What you are asked to do: For each line of the data below that holds "median", copy the line.

Source records:
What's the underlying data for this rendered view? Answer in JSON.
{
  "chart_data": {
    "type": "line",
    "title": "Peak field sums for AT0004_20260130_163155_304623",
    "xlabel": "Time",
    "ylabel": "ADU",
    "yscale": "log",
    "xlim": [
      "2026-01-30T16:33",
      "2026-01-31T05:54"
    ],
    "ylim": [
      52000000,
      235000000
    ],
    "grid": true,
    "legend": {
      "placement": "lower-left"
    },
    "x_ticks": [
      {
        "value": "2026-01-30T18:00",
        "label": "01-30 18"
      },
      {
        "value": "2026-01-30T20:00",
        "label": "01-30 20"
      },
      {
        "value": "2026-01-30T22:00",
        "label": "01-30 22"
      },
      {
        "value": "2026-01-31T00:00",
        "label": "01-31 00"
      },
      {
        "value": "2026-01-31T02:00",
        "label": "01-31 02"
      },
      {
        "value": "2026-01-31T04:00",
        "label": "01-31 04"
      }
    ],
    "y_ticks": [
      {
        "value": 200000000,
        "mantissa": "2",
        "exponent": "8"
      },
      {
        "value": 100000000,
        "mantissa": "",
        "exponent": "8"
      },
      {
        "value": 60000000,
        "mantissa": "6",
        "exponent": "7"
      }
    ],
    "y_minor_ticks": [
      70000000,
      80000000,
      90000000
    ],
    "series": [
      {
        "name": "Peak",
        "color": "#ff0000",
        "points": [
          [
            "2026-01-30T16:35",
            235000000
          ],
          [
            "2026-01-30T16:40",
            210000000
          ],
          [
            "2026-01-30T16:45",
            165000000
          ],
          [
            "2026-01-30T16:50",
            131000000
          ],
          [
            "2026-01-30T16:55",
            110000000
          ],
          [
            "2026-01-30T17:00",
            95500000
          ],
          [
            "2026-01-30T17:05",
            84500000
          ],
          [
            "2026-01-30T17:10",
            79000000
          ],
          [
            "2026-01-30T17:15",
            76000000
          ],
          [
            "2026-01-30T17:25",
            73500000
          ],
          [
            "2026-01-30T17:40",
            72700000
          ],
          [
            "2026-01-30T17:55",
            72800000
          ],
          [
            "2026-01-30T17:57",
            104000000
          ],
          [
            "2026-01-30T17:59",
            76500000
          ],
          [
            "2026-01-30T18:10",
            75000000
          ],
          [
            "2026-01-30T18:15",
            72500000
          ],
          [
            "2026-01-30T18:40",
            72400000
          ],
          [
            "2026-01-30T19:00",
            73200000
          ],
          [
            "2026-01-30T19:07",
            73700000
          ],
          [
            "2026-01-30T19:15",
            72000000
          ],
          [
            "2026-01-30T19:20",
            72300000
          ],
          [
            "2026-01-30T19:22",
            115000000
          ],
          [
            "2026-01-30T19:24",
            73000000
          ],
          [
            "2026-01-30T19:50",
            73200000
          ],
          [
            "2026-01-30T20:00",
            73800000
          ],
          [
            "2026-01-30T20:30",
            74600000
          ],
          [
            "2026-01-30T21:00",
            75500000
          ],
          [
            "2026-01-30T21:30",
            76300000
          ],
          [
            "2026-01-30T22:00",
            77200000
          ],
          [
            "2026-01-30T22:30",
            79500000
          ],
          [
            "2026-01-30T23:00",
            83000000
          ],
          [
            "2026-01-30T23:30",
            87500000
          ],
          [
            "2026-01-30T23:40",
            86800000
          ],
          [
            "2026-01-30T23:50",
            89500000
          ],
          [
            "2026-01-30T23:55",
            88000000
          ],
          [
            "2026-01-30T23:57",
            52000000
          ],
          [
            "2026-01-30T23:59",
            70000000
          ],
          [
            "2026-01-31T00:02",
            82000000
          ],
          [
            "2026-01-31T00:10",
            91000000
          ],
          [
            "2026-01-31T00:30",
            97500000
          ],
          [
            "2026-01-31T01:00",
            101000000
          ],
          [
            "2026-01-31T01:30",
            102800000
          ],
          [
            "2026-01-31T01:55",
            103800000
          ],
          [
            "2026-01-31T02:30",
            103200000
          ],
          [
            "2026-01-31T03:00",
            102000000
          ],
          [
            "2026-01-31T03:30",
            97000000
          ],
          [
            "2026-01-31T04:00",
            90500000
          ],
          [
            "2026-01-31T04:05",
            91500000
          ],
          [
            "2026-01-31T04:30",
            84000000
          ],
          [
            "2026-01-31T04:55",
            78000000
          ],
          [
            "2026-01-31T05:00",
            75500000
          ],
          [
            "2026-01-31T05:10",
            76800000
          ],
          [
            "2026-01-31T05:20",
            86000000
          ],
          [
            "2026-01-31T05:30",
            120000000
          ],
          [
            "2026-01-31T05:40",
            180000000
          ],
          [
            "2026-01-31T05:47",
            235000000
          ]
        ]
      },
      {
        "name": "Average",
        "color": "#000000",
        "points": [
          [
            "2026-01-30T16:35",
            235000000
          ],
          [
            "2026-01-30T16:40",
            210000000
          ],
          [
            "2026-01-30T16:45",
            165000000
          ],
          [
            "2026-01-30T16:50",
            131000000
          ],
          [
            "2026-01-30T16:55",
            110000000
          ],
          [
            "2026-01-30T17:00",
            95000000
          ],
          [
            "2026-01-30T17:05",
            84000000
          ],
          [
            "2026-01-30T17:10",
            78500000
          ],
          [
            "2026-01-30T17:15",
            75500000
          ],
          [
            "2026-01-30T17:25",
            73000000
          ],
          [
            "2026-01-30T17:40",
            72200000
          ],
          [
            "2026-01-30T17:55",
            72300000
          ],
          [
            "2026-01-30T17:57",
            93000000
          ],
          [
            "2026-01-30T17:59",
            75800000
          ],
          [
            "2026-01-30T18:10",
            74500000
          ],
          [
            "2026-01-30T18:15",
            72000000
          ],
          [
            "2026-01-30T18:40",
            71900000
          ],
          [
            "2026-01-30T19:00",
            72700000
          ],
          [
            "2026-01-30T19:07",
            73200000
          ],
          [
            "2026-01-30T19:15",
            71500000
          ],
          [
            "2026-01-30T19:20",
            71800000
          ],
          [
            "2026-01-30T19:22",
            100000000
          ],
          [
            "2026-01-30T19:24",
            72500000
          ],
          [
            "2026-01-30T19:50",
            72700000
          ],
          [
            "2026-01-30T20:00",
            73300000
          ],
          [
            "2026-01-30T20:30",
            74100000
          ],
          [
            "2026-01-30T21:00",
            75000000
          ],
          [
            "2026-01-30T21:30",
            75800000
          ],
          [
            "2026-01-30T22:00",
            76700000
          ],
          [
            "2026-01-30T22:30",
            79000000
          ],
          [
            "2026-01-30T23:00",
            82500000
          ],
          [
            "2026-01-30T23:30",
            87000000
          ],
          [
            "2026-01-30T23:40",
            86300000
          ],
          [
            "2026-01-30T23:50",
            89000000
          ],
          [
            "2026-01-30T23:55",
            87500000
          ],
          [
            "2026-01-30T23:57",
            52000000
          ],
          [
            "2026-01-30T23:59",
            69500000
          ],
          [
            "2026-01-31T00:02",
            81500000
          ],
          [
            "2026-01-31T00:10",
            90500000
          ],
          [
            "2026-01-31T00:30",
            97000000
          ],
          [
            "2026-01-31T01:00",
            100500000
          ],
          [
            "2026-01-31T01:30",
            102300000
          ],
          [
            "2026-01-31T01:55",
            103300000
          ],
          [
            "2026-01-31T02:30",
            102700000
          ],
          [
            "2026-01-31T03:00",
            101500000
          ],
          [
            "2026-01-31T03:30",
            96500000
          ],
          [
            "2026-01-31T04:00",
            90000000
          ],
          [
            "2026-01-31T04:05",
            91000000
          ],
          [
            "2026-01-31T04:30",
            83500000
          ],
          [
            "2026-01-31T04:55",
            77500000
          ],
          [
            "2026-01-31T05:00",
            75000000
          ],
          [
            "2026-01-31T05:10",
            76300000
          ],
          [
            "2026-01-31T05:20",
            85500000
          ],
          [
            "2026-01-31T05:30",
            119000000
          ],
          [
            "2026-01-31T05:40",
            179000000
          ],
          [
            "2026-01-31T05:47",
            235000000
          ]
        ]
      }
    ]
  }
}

...

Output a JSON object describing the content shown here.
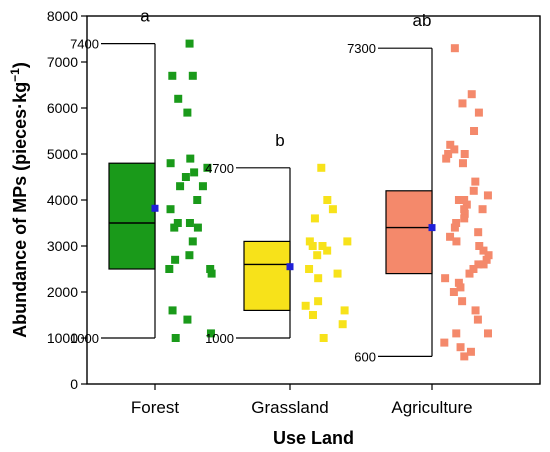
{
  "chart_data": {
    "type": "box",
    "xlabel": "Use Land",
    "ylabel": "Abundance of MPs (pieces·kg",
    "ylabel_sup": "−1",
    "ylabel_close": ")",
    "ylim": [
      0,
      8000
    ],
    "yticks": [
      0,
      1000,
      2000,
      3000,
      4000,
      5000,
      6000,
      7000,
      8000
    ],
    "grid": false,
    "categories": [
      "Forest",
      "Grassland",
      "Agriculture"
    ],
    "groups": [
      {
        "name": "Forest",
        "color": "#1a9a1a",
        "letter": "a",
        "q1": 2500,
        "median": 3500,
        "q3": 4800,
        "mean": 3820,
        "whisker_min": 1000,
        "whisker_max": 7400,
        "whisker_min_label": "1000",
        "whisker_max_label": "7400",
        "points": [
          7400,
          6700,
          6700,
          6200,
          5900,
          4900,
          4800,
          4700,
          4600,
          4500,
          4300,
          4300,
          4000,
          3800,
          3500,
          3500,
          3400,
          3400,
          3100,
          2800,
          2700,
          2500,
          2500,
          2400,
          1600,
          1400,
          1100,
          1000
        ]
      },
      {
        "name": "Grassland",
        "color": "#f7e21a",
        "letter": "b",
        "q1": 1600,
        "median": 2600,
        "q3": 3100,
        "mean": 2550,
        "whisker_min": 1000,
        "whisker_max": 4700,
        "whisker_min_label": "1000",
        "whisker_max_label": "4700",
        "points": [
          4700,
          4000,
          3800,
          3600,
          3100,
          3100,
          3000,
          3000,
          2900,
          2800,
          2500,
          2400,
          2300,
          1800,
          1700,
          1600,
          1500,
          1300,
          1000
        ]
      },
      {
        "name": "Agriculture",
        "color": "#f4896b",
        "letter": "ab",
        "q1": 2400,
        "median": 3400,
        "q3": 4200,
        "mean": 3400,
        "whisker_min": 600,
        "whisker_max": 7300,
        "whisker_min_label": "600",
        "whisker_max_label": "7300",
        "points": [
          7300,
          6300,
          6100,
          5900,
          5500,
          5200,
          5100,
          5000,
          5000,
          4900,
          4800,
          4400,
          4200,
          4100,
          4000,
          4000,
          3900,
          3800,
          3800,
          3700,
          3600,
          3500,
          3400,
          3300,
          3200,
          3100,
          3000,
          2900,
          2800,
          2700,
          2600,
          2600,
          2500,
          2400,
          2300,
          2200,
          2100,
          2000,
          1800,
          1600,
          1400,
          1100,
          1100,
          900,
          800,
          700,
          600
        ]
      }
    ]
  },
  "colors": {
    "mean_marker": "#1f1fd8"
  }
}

==

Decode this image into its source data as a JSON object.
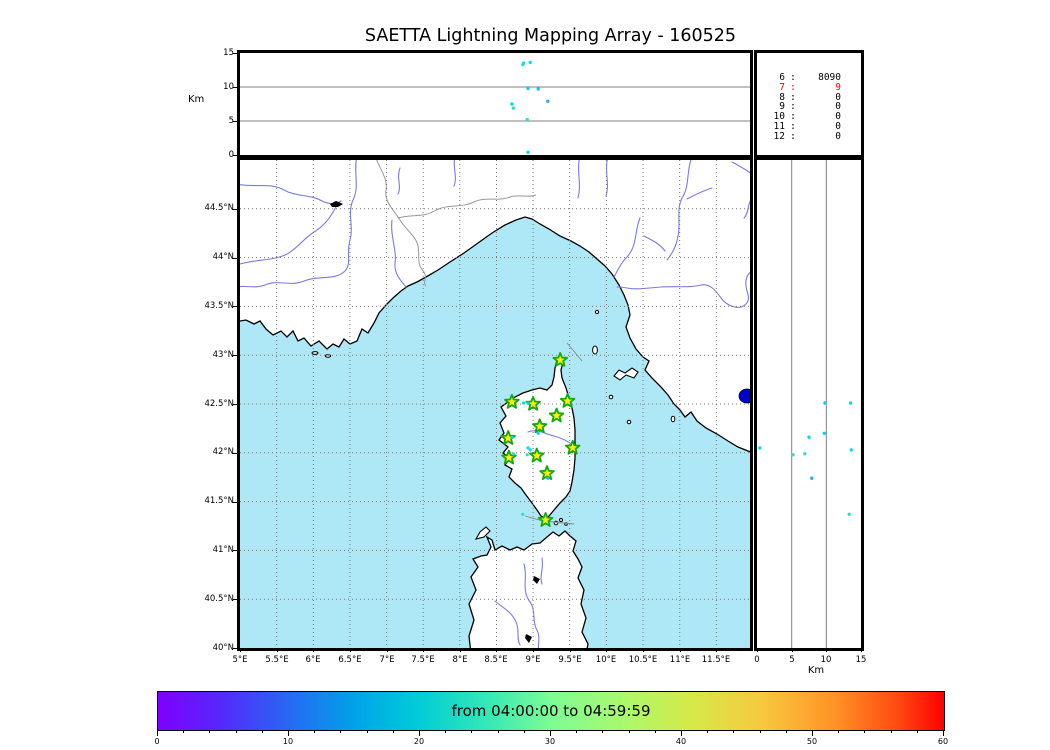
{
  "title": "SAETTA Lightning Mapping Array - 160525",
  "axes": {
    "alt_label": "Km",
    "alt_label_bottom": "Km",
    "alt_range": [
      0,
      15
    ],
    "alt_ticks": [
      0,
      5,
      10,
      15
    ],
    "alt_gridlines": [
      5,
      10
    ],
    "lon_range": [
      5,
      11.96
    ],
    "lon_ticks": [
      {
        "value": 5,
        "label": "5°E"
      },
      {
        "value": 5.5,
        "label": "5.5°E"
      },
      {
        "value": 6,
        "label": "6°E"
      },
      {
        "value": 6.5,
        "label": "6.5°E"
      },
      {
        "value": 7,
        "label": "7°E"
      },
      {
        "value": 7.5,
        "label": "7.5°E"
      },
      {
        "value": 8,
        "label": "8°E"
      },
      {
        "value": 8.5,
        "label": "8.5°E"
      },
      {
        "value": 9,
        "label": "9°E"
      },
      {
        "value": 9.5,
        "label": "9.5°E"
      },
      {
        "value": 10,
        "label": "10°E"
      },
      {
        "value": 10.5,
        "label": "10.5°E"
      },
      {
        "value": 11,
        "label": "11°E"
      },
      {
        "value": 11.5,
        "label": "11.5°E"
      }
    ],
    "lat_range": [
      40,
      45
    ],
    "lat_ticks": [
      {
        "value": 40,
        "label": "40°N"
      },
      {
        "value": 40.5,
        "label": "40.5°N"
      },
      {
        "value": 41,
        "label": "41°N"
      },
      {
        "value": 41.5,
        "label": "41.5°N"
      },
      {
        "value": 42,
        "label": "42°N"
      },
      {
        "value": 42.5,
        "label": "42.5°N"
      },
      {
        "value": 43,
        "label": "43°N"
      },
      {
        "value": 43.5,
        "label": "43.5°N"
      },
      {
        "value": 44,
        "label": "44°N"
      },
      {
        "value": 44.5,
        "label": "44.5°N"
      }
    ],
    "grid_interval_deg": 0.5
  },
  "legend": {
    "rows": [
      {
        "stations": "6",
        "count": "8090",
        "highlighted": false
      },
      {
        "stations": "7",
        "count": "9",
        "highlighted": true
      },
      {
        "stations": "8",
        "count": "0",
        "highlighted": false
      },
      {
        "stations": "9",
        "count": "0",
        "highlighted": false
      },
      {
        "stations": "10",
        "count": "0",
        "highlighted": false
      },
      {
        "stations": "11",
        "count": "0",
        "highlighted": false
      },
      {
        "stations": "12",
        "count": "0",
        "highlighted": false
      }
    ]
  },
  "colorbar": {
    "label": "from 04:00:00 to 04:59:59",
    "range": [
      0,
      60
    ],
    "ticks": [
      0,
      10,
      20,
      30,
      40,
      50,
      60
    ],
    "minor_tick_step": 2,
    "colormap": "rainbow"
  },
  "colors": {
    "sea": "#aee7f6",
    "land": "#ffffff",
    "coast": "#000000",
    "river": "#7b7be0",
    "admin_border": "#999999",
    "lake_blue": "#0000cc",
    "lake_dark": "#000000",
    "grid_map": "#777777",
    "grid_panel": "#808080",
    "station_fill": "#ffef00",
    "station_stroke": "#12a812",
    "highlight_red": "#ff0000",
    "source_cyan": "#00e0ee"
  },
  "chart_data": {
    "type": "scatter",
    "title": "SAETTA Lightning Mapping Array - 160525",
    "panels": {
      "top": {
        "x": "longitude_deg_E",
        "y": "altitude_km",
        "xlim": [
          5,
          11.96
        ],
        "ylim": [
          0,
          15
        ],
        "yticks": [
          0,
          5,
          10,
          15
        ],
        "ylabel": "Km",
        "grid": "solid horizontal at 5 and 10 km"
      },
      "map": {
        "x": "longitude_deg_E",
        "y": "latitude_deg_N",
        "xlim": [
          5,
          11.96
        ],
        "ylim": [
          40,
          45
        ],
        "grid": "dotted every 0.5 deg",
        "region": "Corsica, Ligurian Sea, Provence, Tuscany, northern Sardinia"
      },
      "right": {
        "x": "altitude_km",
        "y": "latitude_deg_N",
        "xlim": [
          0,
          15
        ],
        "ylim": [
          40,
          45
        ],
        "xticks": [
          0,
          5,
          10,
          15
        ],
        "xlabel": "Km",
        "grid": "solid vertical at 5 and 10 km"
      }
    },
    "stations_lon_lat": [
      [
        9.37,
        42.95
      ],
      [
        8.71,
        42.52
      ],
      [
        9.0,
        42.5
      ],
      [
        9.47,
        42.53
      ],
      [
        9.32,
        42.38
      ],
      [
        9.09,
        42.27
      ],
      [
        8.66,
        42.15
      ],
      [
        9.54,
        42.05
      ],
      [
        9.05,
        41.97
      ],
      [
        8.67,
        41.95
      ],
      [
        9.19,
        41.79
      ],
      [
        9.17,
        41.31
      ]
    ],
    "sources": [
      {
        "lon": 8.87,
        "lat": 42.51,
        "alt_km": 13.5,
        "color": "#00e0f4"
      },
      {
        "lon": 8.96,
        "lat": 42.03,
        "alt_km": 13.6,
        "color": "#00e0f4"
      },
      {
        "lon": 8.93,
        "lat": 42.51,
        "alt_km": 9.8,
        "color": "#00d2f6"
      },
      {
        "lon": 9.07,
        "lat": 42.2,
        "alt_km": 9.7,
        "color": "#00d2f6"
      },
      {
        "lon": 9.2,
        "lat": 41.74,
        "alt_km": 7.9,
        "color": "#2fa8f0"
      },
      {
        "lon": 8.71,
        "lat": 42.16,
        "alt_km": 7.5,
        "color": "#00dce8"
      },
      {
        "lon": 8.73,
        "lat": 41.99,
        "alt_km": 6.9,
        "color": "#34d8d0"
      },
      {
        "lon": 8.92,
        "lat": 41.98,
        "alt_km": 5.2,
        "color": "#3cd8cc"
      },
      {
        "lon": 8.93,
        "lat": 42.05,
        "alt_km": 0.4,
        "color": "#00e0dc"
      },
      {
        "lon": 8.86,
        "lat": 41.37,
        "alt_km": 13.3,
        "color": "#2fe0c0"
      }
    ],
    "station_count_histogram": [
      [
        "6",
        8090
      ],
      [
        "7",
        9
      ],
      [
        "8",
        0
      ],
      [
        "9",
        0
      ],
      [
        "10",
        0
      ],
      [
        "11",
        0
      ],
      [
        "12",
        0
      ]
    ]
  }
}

Written response:
        "median": 3500,
        "median": 2600,
        "median": 3400,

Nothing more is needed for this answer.